**Task input:**

»»

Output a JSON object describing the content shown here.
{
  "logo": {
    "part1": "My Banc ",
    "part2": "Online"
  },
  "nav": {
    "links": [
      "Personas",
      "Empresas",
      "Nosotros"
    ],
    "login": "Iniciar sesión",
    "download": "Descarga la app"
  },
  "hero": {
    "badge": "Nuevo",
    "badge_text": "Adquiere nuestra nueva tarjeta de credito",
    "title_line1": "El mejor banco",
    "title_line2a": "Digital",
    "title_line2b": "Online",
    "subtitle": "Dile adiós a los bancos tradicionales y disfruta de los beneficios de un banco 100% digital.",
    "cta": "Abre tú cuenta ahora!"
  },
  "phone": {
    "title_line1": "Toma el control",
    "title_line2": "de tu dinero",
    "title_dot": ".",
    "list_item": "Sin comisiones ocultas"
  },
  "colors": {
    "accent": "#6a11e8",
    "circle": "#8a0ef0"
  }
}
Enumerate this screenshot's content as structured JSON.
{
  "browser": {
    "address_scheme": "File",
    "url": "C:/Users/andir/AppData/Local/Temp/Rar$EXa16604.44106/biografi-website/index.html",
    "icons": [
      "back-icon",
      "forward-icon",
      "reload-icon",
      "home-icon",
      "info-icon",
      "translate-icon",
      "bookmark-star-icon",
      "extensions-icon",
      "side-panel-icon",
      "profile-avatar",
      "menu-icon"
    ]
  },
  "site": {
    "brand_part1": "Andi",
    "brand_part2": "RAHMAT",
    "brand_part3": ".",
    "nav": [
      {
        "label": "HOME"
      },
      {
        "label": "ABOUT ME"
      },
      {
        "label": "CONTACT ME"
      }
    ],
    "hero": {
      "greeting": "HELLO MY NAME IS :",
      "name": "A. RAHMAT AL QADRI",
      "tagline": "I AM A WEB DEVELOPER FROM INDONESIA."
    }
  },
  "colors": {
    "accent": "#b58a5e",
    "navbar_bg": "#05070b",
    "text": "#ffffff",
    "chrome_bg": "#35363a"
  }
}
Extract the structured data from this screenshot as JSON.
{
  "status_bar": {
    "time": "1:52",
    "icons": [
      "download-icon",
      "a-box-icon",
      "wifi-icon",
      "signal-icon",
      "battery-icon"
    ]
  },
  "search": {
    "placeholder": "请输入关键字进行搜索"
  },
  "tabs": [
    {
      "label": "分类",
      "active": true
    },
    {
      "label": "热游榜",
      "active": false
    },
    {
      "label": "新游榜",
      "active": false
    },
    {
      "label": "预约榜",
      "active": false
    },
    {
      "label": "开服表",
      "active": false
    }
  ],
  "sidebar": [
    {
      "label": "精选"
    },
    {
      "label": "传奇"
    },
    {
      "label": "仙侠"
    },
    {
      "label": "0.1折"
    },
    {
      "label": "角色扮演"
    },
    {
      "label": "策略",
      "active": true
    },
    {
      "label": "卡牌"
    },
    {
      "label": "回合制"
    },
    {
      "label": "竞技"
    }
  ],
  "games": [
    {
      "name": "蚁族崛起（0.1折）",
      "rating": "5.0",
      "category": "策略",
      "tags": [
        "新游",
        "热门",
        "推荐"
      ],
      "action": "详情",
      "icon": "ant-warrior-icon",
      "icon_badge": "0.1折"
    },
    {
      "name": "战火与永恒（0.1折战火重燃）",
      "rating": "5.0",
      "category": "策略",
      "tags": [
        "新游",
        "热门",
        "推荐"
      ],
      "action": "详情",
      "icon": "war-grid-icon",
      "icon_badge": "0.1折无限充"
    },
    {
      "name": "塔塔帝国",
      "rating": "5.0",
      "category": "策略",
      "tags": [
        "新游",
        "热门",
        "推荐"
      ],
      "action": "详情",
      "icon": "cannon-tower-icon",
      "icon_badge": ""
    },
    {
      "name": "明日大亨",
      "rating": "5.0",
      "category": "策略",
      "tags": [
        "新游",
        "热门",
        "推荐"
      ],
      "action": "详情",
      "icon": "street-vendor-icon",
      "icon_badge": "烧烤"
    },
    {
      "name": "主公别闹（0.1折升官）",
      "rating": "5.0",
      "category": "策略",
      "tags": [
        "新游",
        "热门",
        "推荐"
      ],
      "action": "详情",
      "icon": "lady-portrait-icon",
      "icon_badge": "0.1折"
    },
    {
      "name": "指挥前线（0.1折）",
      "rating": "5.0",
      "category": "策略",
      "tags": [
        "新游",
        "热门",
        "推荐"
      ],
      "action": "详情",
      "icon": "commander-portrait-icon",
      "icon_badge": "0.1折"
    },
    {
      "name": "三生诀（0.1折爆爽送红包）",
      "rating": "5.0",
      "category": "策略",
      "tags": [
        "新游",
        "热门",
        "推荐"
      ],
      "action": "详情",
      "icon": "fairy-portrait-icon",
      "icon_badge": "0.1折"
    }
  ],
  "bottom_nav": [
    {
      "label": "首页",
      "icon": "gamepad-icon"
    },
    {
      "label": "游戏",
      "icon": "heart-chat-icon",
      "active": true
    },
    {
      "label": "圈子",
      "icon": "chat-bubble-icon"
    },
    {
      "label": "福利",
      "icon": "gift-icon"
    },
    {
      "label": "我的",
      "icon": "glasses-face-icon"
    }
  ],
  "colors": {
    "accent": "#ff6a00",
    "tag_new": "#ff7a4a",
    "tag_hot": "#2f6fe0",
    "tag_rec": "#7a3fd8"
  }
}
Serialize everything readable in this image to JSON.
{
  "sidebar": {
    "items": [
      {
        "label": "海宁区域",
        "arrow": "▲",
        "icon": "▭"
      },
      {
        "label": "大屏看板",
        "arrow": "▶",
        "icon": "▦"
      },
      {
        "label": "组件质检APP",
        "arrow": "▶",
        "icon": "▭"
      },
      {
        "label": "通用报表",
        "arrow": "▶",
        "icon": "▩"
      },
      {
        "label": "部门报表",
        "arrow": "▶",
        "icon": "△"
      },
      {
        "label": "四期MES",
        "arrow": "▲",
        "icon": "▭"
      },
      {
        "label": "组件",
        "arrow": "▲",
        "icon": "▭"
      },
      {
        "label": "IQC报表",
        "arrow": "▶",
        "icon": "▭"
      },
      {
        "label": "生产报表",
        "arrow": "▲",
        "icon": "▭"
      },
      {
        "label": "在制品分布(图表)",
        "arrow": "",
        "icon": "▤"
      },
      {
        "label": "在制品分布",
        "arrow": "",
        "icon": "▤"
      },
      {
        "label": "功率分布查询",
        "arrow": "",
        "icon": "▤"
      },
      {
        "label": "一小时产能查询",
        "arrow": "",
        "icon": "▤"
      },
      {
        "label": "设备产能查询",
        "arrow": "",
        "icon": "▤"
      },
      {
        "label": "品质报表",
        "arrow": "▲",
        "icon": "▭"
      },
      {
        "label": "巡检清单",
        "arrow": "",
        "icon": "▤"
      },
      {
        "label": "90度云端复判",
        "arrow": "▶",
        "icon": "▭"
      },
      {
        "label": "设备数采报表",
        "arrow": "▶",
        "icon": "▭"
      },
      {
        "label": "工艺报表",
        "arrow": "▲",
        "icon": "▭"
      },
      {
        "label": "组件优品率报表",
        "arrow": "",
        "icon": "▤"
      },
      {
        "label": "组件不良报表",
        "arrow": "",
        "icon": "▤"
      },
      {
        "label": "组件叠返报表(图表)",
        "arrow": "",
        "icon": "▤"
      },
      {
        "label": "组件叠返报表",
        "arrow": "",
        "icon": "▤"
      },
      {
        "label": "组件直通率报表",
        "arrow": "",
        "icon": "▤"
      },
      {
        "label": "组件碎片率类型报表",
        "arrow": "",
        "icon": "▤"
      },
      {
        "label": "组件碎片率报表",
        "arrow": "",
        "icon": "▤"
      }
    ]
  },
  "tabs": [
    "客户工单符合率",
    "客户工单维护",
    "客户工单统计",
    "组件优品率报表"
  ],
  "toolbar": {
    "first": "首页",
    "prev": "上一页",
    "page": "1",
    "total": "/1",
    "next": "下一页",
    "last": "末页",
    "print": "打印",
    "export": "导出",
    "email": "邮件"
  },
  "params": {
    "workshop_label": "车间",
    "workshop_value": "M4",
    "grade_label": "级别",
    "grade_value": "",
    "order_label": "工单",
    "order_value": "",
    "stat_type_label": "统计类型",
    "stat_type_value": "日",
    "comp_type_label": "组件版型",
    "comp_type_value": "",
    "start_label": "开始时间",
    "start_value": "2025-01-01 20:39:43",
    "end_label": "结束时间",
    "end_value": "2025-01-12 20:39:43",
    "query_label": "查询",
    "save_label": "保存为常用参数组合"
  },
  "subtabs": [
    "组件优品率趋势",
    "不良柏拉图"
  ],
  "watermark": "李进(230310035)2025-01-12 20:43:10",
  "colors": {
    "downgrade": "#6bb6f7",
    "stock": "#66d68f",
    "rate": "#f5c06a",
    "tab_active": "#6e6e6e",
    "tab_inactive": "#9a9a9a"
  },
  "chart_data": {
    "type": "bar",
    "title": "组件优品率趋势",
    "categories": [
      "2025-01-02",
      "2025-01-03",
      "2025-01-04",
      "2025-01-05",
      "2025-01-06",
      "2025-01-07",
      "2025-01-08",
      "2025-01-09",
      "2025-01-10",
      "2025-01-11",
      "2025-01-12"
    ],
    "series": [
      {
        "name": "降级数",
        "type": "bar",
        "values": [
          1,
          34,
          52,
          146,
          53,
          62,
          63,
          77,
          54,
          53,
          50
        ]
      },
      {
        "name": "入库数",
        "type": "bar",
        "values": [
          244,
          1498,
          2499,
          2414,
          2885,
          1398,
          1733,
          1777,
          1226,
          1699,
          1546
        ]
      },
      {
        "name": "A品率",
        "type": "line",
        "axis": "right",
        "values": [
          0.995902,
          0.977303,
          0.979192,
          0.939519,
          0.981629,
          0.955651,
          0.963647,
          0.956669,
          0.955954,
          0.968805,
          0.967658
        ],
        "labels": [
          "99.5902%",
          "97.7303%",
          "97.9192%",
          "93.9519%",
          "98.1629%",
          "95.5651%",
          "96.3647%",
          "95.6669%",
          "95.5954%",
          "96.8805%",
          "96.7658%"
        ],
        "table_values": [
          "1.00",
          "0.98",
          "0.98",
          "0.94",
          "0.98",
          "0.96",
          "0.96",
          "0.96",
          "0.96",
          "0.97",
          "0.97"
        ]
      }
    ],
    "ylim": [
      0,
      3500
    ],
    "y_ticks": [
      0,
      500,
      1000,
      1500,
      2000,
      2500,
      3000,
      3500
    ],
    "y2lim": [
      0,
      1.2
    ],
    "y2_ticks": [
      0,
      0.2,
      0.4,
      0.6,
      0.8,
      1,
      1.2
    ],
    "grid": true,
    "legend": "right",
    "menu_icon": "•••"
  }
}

««

**What you should do:** Gather each line in the data that holds the string "structured".

**Task response:**
Enumerate this screenshot's content as structured JSON.
Extract the structured data from this screenshot as JSON.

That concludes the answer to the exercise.